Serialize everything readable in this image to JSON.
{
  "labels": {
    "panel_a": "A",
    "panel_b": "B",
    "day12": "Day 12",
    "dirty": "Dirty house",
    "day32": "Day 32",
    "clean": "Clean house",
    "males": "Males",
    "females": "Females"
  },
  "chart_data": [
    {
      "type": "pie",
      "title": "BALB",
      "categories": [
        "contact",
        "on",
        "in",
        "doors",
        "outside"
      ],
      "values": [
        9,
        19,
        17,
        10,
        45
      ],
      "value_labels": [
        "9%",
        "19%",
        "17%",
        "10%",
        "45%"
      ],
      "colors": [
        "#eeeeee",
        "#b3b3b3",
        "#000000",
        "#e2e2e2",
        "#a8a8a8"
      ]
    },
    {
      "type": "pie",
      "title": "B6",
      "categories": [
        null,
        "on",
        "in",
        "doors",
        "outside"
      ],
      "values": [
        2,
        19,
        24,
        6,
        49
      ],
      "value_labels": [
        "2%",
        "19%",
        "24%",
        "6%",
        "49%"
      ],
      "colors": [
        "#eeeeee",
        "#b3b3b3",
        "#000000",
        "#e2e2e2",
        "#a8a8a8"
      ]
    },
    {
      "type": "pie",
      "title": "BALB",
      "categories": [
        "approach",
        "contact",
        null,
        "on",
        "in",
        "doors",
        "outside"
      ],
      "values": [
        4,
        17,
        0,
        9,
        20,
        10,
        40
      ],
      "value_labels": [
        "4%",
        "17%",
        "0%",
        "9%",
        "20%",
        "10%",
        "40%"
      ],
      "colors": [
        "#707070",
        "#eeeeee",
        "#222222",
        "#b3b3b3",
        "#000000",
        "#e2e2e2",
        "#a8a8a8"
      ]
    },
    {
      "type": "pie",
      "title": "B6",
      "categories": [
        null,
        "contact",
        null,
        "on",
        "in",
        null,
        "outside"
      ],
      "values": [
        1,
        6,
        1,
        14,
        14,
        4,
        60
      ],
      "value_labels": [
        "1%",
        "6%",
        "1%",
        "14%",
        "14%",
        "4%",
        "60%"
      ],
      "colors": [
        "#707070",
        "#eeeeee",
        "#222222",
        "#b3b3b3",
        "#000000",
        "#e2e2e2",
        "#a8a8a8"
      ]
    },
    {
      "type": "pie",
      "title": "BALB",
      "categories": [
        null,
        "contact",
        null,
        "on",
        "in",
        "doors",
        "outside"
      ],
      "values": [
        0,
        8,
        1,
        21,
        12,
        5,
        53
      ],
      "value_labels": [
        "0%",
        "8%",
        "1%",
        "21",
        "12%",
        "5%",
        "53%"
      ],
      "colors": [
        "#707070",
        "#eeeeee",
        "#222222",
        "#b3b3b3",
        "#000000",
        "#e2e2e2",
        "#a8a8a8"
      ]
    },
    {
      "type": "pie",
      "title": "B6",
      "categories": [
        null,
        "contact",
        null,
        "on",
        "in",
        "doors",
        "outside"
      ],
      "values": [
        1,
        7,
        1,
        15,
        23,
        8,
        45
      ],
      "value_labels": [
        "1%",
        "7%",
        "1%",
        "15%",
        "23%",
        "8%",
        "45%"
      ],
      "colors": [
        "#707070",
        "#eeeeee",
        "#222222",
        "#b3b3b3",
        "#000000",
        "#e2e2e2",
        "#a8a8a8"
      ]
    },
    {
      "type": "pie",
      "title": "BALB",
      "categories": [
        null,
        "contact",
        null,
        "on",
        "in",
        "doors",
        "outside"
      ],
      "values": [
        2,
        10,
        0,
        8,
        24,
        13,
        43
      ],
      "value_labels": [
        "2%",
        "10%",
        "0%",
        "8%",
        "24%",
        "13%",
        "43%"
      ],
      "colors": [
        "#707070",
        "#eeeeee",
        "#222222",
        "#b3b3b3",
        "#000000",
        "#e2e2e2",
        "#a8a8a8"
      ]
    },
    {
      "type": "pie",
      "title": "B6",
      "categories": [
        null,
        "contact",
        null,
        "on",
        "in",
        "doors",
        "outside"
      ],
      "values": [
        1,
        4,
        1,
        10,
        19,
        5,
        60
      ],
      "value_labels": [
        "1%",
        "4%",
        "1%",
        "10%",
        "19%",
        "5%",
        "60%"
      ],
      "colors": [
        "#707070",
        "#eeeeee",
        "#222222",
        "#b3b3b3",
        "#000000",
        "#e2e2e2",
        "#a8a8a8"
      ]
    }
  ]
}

Exercise goal:
All of the data above should be transcribed exactly.

Worked answer:
Serialize everything readable in this image to JSON.
{
  "labels": {
    "panel_a": "A",
    "panel_b": "B",
    "day12": "Day 12",
    "dirty": "Dirty house",
    "day32": "Day 32",
    "clean": "Clean house",
    "males": "Males",
    "females": "Females"
  },
  "chart_data": [
    {
      "type": "pie",
      "title": "BALB",
      "categories": [
        "contact",
        "on",
        "in",
        "doors",
        "outside"
      ],
      "values": [
        9,
        19,
        17,
        10,
        45
      ],
      "value_labels": [
        "9%",
        "19%",
        "17%",
        "10%",
        "45%"
      ],
      "colors": [
        "#eeeeee",
        "#b3b3b3",
        "#000000",
        "#e2e2e2",
        "#a8a8a8"
      ]
    },
    {
      "type": "pie",
      "title": "B6",
      "categories": [
        null,
        "on",
        "in",
        "doors",
        "outside"
      ],
      "values": [
        2,
        19,
        24,
        6,
        49
      ],
      "value_labels": [
        "2%",
        "19%",
        "24%",
        "6%",
        "49%"
      ],
      "colors": [
        "#eeeeee",
        "#b3b3b3",
        "#000000",
        "#e2e2e2",
        "#a8a8a8"
      ]
    },
    {
      "type": "pie",
      "title": "BALB",
      "categories": [
        "approach",
        "contact",
        null,
        "on",
        "in",
        "doors",
        "outside"
      ],
      "values": [
        4,
        17,
        0,
        9,
        20,
        10,
        40
      ],
      "value_labels": [
        "4%",
        "17%",
        "0%",
        "9%",
        "20%",
        "10%",
        "40%"
      ],
      "colors": [
        "#707070",
        "#eeeeee",
        "#222222",
        "#b3b3b3",
        "#000000",
        "#e2e2e2",
        "#a8a8a8"
      ]
    },
    {
      "type": "pie",
      "title": "B6",
      "categories": [
        null,
        "contact",
        null,
        "on",
        "in",
        null,
        "outside"
      ],
      "values": [
        1,
        6,
        1,
        14,
        14,
        4,
        60
      ],
      "value_labels": [
        "1%",
        "6%",
        "1%",
        "14%",
        "14%",
        "4%",
        "60%"
      ],
      "colors": [
        "#707070",
        "#eeeeee",
        "#222222",
        "#b3b3b3",
        "#000000",
        "#e2e2e2",
        "#a8a8a8"
      ]
    },
    {
      "type": "pie",
      "title": "BALB",
      "categories": [
        null,
        "contact",
        null,
        "on",
        "in",
        "doors",
        "outside"
      ],
      "values": [
        0,
        8,
        1,
        21,
        12,
        5,
        53
      ],
      "value_labels": [
        "0%",
        "8%",
        "1%",
        "21",
        "12%",
        "5%",
        "53%"
      ],
      "colors": [
        "#707070",
        "#eeeeee",
        "#222222",
        "#b3b3b3",
        "#000000",
        "#e2e2e2",
        "#a8a8a8"
      ]
    },
    {
      "type": "pie",
      "title": "B6",
      "categories": [
        null,
        "contact",
        null,
        "on",
        "in",
        "doors",
        "outside"
      ],
      "values": [
        1,
        7,
        1,
        15,
        23,
        8,
        45
      ],
      "value_labels": [
        "1%",
        "7%",
        "1%",
        "15%",
        "23%",
        "8%",
        "45%"
      ],
      "colors": [
        "#707070",
        "#eeeeee",
        "#222222",
        "#b3b3b3",
        "#000000",
        "#e2e2e2",
        "#a8a8a8"
      ]
    },
    {
      "type": "pie",
      "title": "BALB",
      "categories": [
        null,
        "contact",
        null,
        "on",
        "in",
        "doors",
        "outside"
      ],
      "values": [
        2,
        10,
        0,
        8,
        24,
        13,
        43
      ],
      "value_labels": [
        "2%",
        "10%",
        "0%",
        "8%",
        "24%",
        "13%",
        "43%"
      ],
      "colors": [
        "#707070",
        "#eeeeee",
        "#222222",
        "#b3b3b3",
        "#000000",
        "#e2e2e2",
        "#a8a8a8"
      ]
    },
    {
      "type": "pie",
      "title": "B6",
      "categories": [
        null,
        "contact",
        null,
        "on",
        "in",
        "doors",
        "outside"
      ],
      "values": [
        1,
        4,
        1,
        10,
        19,
        5,
        60
      ],
      "value_labels": [
        "1%",
        "4%",
        "1%",
        "10%",
        "19%",
        "5%",
        "60%"
      ],
      "colors": [
        "#707070",
        "#eeeeee",
        "#222222",
        "#b3b3b3",
        "#000000",
        "#e2e2e2",
        "#a8a8a8"
      ]
    }
  ]
}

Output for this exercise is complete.